**Instruction:**
Please rewrite the items starting at the line containing "slice-label: 陆地生产设备 xyxy=(61,417,156,480)" and ending at the line containing "Segment this screenshot: for", swapping "slice-label" for "segment-label" and leaving everything else unchanged. Give only those lines.

**Records for processing:**
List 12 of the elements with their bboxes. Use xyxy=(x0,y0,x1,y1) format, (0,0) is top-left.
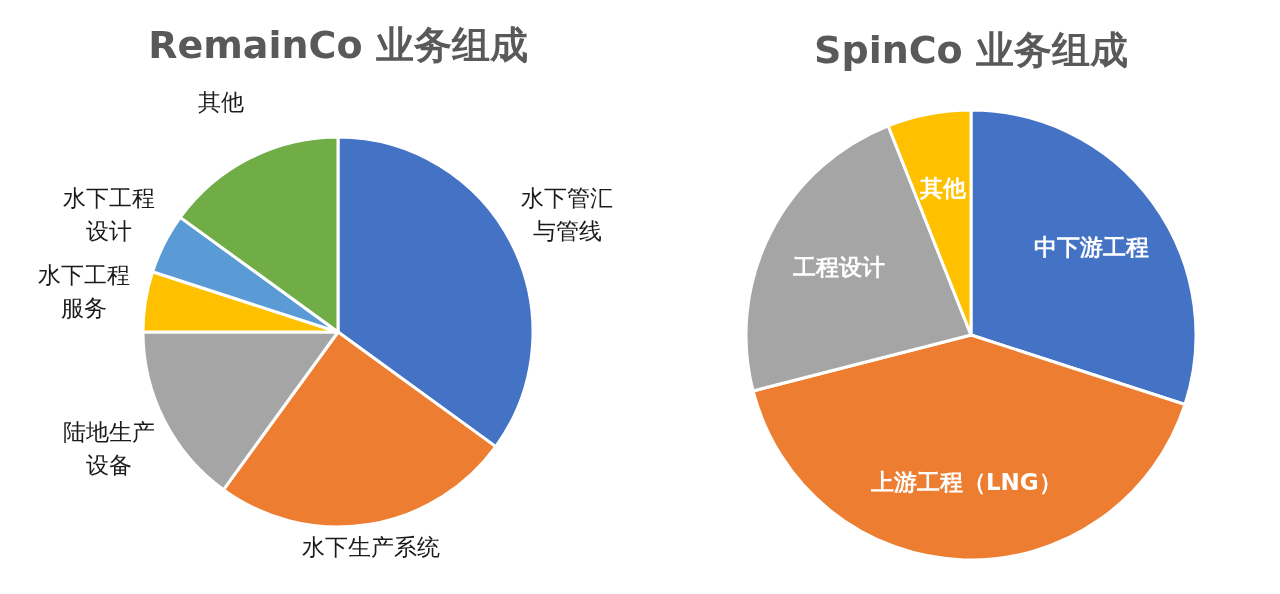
slice-label: 陆地生产设备 xyxy=(61,417,156,480)
slice-label: 水下管汇与管线 xyxy=(520,183,615,247)
slice-label: 工程设计 xyxy=(792,252,885,282)
chart-title: RemainCo 业务组成 xyxy=(148,21,528,69)
slice-label: 水下工程设计 xyxy=(61,183,156,247)
slice-label: 中下游工程 xyxy=(1033,233,1149,263)
slice-label: 水下生产系统 xyxy=(301,533,440,563)
slice-label: 水下工程服务 xyxy=(36,260,131,323)
slice-label: 上游工程（LNG） xyxy=(870,468,1062,498)
chart-title: SpinCo 业务组成 xyxy=(814,26,1128,74)
slice-label: 其他 xyxy=(197,87,246,117)
slice-label: 其他 xyxy=(920,174,967,204)
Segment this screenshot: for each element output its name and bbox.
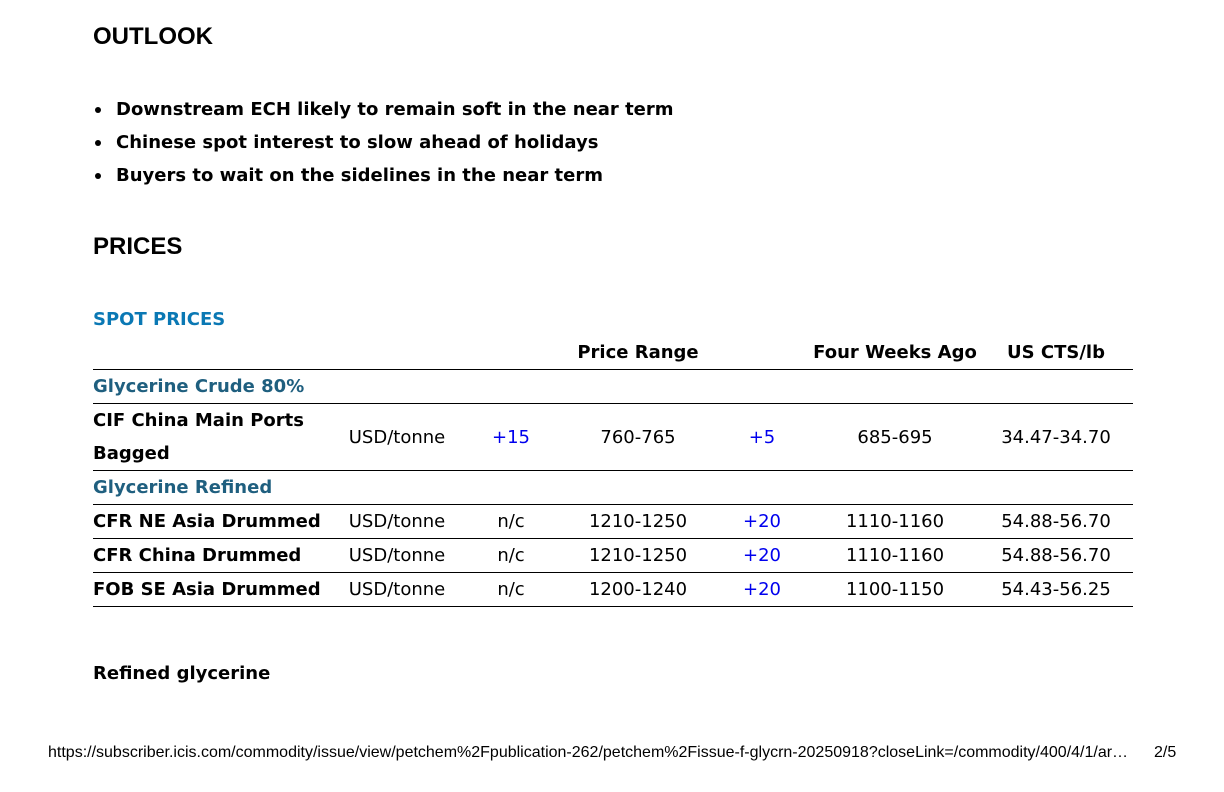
outlook-bullet-text: Downstream ECH likely to remain soft in …	[116, 99, 674, 120]
us-cts-lb-cell: 54.43-56.25	[979, 572, 1133, 607]
four-weeks-ago-cell: 685-695	[811, 403, 979, 471]
change-cell: +20	[713, 572, 811, 607]
group-label: Glycerine Refined	[93, 470, 1133, 505]
unit-cell: USD/tonne	[335, 403, 459, 471]
change-cell: +20	[713, 504, 811, 539]
unit-cell: USD/tonne	[335, 572, 459, 607]
price-range-cell: 760-765	[563, 403, 713, 471]
price-range-cell: 1200-1240	[563, 572, 713, 607]
header-cell	[93, 336, 335, 370]
outlook-bullet-text: Chinese spot interest to slow ahead of h…	[116, 132, 599, 153]
four-weeks-ago-cell: 1100-1150	[811, 572, 979, 607]
header-cell	[459, 336, 563, 370]
us-cts-lb-cell: 54.88-56.70	[979, 504, 1133, 539]
outlook-bullet: Downstream ECH likely to remain soft in …	[93, 93, 674, 126]
header-price-range: Price Range	[563, 336, 713, 370]
table-group-row: Glycerine Crude 80%	[93, 369, 1133, 404]
change-cell: +20	[713, 538, 811, 573]
change-cell: +15	[459, 403, 563, 471]
bullet-icon	[95, 173, 101, 179]
four-weeks-ago-cell: 1110-1160	[811, 504, 979, 539]
change-cell: n/c	[459, 572, 563, 607]
product-name: CIF China Main Ports Bagged	[93, 403, 335, 471]
table-row: FOB SE Asia Drummed USD/tonne n/c 1200-1…	[93, 572, 1133, 607]
change-cell: n/c	[459, 538, 563, 573]
price-range-cell: 1210-1250	[563, 504, 713, 539]
spot-prices-heading: SPOT PRICES	[93, 309, 226, 330]
header-us-cts-lb: US CTS/lb	[979, 336, 1133, 370]
header-four-weeks-ago: Four Weeks Ago	[811, 336, 979, 370]
table-header-row: Price Range Four Weeks Ago US CTS/lb	[93, 336, 1133, 370]
outlook-list: Downstream ECH likely to remain soft in …	[93, 93, 674, 192]
footer-url: https://subscriber.icis.com/commodity/is…	[48, 744, 1129, 761]
table-group-row: Glycerine Refined	[93, 470, 1133, 505]
unit-cell: USD/tonne	[335, 504, 459, 539]
four-weeks-ago-cell: 1110-1160	[811, 538, 979, 573]
us-cts-lb-cell: 34.47-34.70	[979, 403, 1133, 471]
us-cts-lb-cell: 54.88-56.70	[979, 538, 1133, 573]
bullet-icon	[95, 107, 101, 113]
unit-cell: USD/tonne	[335, 538, 459, 573]
header-cell	[713, 336, 811, 370]
outlook-heading: OUTLOOK	[93, 23, 213, 50]
table-row: CIF China Main Ports Bagged USD/tonne +1…	[93, 403, 1133, 471]
header-cell	[335, 336, 459, 370]
group-label: Glycerine Crude 80%	[93, 369, 1133, 404]
outlook-bullet-text: Buyers to wait on the sidelines in the n…	[116, 165, 603, 186]
spot-prices-table: Price Range Four Weeks Ago US CTS/lb Gly…	[93, 336, 1133, 607]
refined-glycerine-heading: Refined glycerine	[93, 663, 271, 684]
prices-heading: PRICES	[93, 233, 183, 260]
product-name: CFR China Drummed	[93, 538, 335, 573]
change-cell: +5	[713, 403, 811, 471]
outlook-bullet: Chinese spot interest to slow ahead of h…	[93, 126, 674, 159]
page-number: 2/5	[1154, 744, 1177, 761]
product-name: CFR NE Asia Drummed	[93, 504, 335, 539]
table-row: CFR NE Asia Drummed USD/tonne n/c 1210-1…	[93, 504, 1133, 539]
outlook-bullet: Buyers to wait on the sidelines in the n…	[93, 159, 674, 192]
bullet-icon	[95, 140, 101, 146]
product-name: FOB SE Asia Drummed	[93, 572, 335, 607]
price-range-cell: 1210-1250	[563, 538, 713, 573]
table-row: CFR China Drummed USD/tonne n/c 1210-125…	[93, 538, 1133, 573]
change-cell: n/c	[459, 504, 563, 539]
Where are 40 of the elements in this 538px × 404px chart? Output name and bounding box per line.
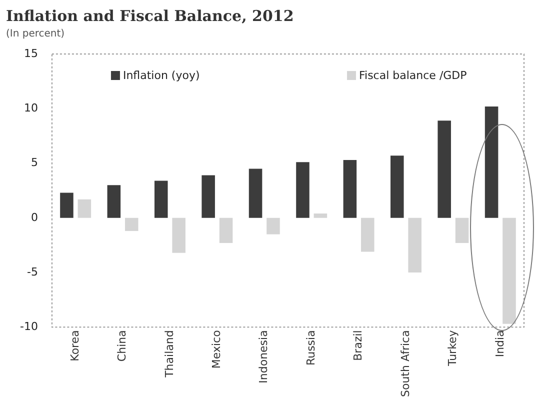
bar xyxy=(296,162,310,218)
y-tick-label: -5 xyxy=(27,265,38,278)
x-tick-label: India xyxy=(493,330,506,358)
x-tick-label: Brazil xyxy=(352,330,365,361)
bar xyxy=(107,185,121,218)
chart-subtitle: (In percent) xyxy=(6,28,65,40)
x-tick-label: Mexico xyxy=(210,330,224,369)
x-tick-label: Thailand xyxy=(162,330,176,378)
chart-title: Inflation and Fiscal Balance, 2012 xyxy=(6,6,294,25)
bar xyxy=(484,106,498,218)
bar xyxy=(361,218,374,252)
bar xyxy=(408,218,422,273)
x-tick-label: China xyxy=(116,330,129,362)
bar xyxy=(219,218,233,244)
bar xyxy=(172,218,186,253)
x-tick-label: Russia xyxy=(304,330,318,366)
bar xyxy=(343,160,357,218)
x-tick-label: Indonesia xyxy=(257,330,270,384)
bar xyxy=(455,218,469,244)
bar xyxy=(502,218,516,324)
x-tick-label: South Africa xyxy=(398,330,412,398)
y-tick-label: 5 xyxy=(30,156,38,170)
y-tick-label: 10 xyxy=(24,101,38,114)
bar xyxy=(60,192,74,218)
bar xyxy=(154,180,168,218)
y-tick-label: 0 xyxy=(30,210,38,224)
bar xyxy=(390,156,404,218)
bar xyxy=(202,175,215,218)
bar xyxy=(124,218,138,232)
bar xyxy=(438,120,451,218)
bar xyxy=(266,218,280,234)
y-tick-label: 15 xyxy=(24,46,38,60)
x-tick-label: Korea xyxy=(68,330,82,362)
bar xyxy=(314,214,328,218)
bar xyxy=(78,199,92,218)
legend-label: Fiscal balance /GDP xyxy=(358,68,468,82)
bar xyxy=(248,168,262,218)
legend-label: Inflation (yoy) xyxy=(122,68,200,82)
y-tick-label: -10 xyxy=(20,320,38,334)
x-tick-label: Turkey xyxy=(446,330,460,367)
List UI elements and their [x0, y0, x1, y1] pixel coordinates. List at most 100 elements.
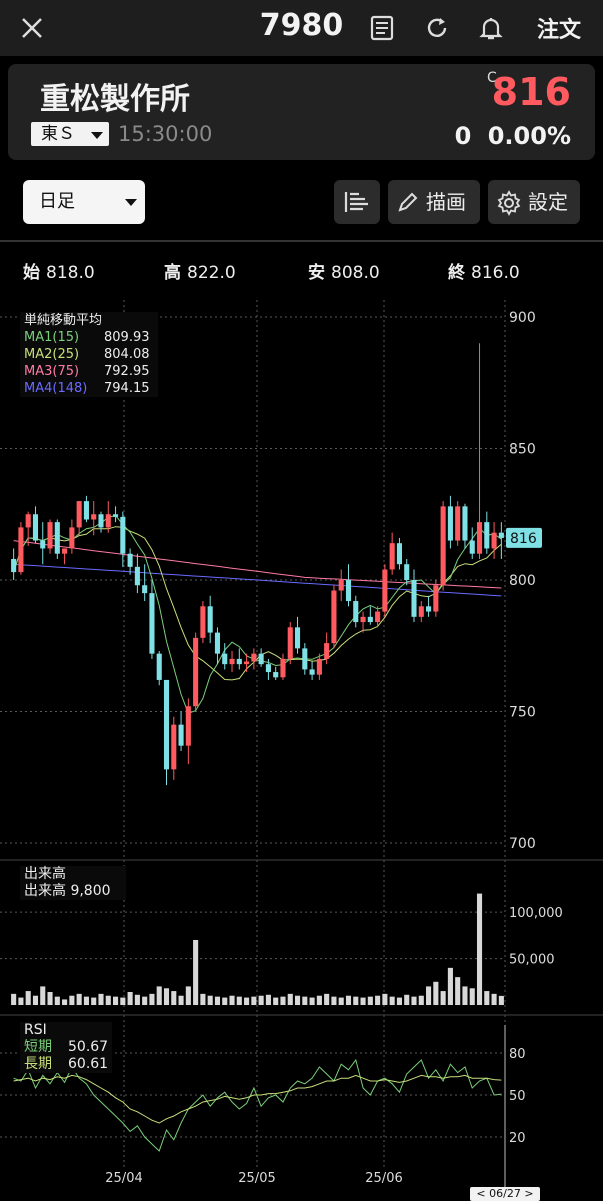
volume-bar: [411, 996, 417, 1005]
candle-body: [367, 616, 373, 623]
volume-bar: [62, 999, 68, 1005]
volume-bar: [294, 995, 301, 1005]
ma-legend-row: MA4(148) 794.15: [24, 380, 154, 397]
current-price: 816: [491, 70, 571, 114]
market-label: 東Ｓ: [41, 124, 75, 144]
volume-legend-row: 出来高 9,800: [24, 883, 122, 900]
settings-button[interactable]: 設定: [488, 180, 580, 224]
order-button[interactable]: 注文: [536, 18, 581, 43]
high-value: 高 822.0: [164, 258, 236, 283]
close-value: 終 816.0: [448, 258, 520, 283]
legend-label: 短期: [24, 1039, 52, 1055]
volume-bar: [98, 993, 104, 1005]
rsi-tick-label: 50: [509, 1089, 526, 1104]
candle-body: [18, 527, 24, 573]
candle-body: [76, 501, 82, 528]
candle-body: [251, 653, 257, 662]
legend-label: MA3(75): [24, 364, 80, 379]
volume-bar: [484, 991, 490, 1005]
volume-bar: [40, 986, 46, 1005]
volume-bar: [280, 996, 286, 1005]
candle-body: [105, 514, 111, 528]
candle-body: [418, 606, 424, 617]
candle-body: [142, 585, 148, 594]
settings-label: 設定: [528, 190, 568, 214]
date-tick-label: 25/05: [238, 1171, 275, 1186]
candle-body: [484, 522, 490, 549]
candle-body: [404, 564, 410, 580]
candle-body: [91, 514, 97, 520]
candle-body: [156, 653, 162, 680]
candle-body: [11, 558, 17, 573]
volume-bar: [156, 986, 162, 1005]
volume-bar: [244, 997, 250, 1005]
candle-body: [207, 606, 213, 633]
price-tick-label: 900: [509, 310, 536, 326]
candle-body: [113, 514, 119, 517]
candle-body: [83, 501, 89, 520]
candle-body: [163, 679, 170, 770]
rsi-legend: RSI 短期 50.67 長期 60.61: [20, 1022, 112, 1073]
chevron-down-icon: [91, 132, 103, 139]
rsi-legend-row: 短期 50.67: [24, 1039, 108, 1056]
low-number: 808.0: [331, 263, 380, 283]
market-select[interactable]: 東Ｓ: [31, 122, 109, 146]
volume-bar: [11, 993, 17, 1005]
period-label: 日足: [39, 191, 75, 212]
candle-body: [287, 627, 293, 659]
chart-type-button[interactable]: [334, 180, 380, 224]
candle-body: [171, 724, 177, 770]
ma-legend-row: MA2(25) 804.08: [24, 346, 154, 363]
candle-body: [40, 540, 46, 549]
legend-value: 50.67: [68, 1039, 109, 1055]
price-change: 0 0.00%: [455, 122, 571, 150]
draw-button[interactable]: 描画: [388, 180, 480, 224]
bell-icon[interactable]: [477, 14, 505, 42]
close-icon[interactable]: [18, 14, 46, 42]
candle-body: [98, 514, 104, 528]
candle-body: [62, 548, 68, 554]
cursor-date[interactable]: < 06/27 >: [470, 1187, 540, 1201]
price-tick-label: 700: [509, 836, 536, 852]
candle-body: [316, 658, 322, 675]
volume-bar: [178, 995, 184, 1005]
legend-value: 792.95: [104, 364, 150, 379]
candle-body: [294, 627, 301, 649]
price-tick-label: 750: [509, 705, 536, 721]
change-value: 0: [454, 122, 472, 150]
candle-body: [345, 580, 352, 602]
price-tick-label: 800: [509, 573, 536, 589]
open-value: 始 818.0: [23, 258, 95, 283]
ma1-line: [13, 515, 502, 714]
volume-bar: [120, 997, 126, 1005]
volume-bar: [324, 993, 330, 1005]
candle-body: [338, 580, 344, 591]
candle-body: [229, 658, 235, 665]
volume-bar: [440, 991, 446, 1005]
volume-bar: [251, 996, 257, 1005]
rsi-tick-label: 80: [509, 1047, 526, 1062]
volume-bar: [389, 996, 395, 1005]
volume-tick-label: 100,000: [509, 906, 563, 921]
volume-bar: [47, 992, 53, 1005]
legend-label: MA2(25): [24, 347, 80, 362]
volume-bar: [418, 995, 424, 1005]
legend-value: 794.15: [104, 381, 150, 396]
volume-bar: [207, 995, 213, 1005]
memo-icon[interactable]: [368, 14, 396, 42]
volume-bar: [498, 995, 504, 1005]
legend-label: 長期: [24, 1056, 52, 1072]
candle-body: [455, 506, 461, 541]
refresh-icon[interactable]: [423, 14, 451, 42]
volume-bar: [360, 997, 366, 1005]
candle-body: [491, 532, 497, 549]
volume-legend-title: 出来高: [24, 866, 66, 882]
ma-legend: 単純移動平均 MA1(15) 809.93 MA2(25) 804.08 MA3(75)…: [20, 312, 158, 397]
volume-bar: [265, 994, 271, 1005]
volume-bar: [302, 996, 308, 1005]
candle-body: [265, 664, 271, 673]
period-select[interactable]: 日足: [23, 180, 145, 224]
ma3-line: [13, 540, 502, 589]
chart-canvas[interactable]: 900 850 800 750 700 816 100,000 50,000 80 50 20 25/…: [0, 300, 603, 1200]
candle-body: [25, 514, 31, 528]
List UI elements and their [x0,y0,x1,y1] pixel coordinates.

**Task response:**
segment-label: 陆地生产设备 xyxy=(61,417,156,480)
segment-label: 水下管汇与管线 xyxy=(520,183,615,247)
segment-label: 工程设计 xyxy=(792,252,885,282)
chart-title: RemainCo 业务组成 xyxy=(148,21,528,69)
segment-label: 水下工程设计 xyxy=(61,183,156,247)
segment-label: 中下游工程 xyxy=(1033,233,1149,263)
segment-label: 水下生产系统 xyxy=(301,533,440,563)
segment-label: 水下工程服务 xyxy=(36,260,131,323)
segment-label: 上游工程（LNG） xyxy=(870,468,1062,498)
chart-title: SpinCo 业务组成 xyxy=(814,26,1128,74)
segment-label: 其他 xyxy=(197,87,246,117)
segment-label: 其他 xyxy=(920,174,967,204)
Segment this screenshot: for each element output its name and bbox.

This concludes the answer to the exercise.